#### [EXERCISE DIRECTIONS]
Collect all lines from the listing that include the string "agua".

======== RECORDS

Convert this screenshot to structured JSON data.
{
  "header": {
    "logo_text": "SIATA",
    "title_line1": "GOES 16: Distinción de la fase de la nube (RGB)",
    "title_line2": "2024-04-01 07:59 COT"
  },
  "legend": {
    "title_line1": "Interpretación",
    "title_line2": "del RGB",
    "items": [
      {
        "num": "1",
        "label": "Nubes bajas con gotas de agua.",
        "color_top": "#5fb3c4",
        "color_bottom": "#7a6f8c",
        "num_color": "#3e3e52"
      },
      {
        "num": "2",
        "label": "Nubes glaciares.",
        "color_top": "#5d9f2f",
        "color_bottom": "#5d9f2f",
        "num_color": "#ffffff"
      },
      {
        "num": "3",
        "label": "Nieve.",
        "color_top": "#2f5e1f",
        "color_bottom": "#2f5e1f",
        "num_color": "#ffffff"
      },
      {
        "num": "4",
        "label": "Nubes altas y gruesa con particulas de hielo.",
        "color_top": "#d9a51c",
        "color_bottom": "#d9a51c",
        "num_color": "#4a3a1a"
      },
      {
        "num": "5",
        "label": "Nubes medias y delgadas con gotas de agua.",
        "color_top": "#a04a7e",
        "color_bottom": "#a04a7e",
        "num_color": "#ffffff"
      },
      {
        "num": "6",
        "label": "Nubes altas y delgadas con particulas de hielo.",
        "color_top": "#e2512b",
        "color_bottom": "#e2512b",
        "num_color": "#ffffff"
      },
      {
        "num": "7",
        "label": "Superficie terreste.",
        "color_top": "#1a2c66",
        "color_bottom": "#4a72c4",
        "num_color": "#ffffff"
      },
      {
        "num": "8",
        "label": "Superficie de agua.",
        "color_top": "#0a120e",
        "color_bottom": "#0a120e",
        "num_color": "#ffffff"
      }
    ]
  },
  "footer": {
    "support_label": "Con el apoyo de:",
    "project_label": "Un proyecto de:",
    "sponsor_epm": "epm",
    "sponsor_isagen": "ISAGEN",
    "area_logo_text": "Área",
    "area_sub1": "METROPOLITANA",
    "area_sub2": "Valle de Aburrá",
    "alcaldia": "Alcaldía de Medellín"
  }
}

================

#### [RIGHT ANSWER]
        "label": "Nubes bajas con gotas de agua.",
        "label": "Nubes medias y delgadas con gotas de agua.",
        "label": "Superficie de agua.",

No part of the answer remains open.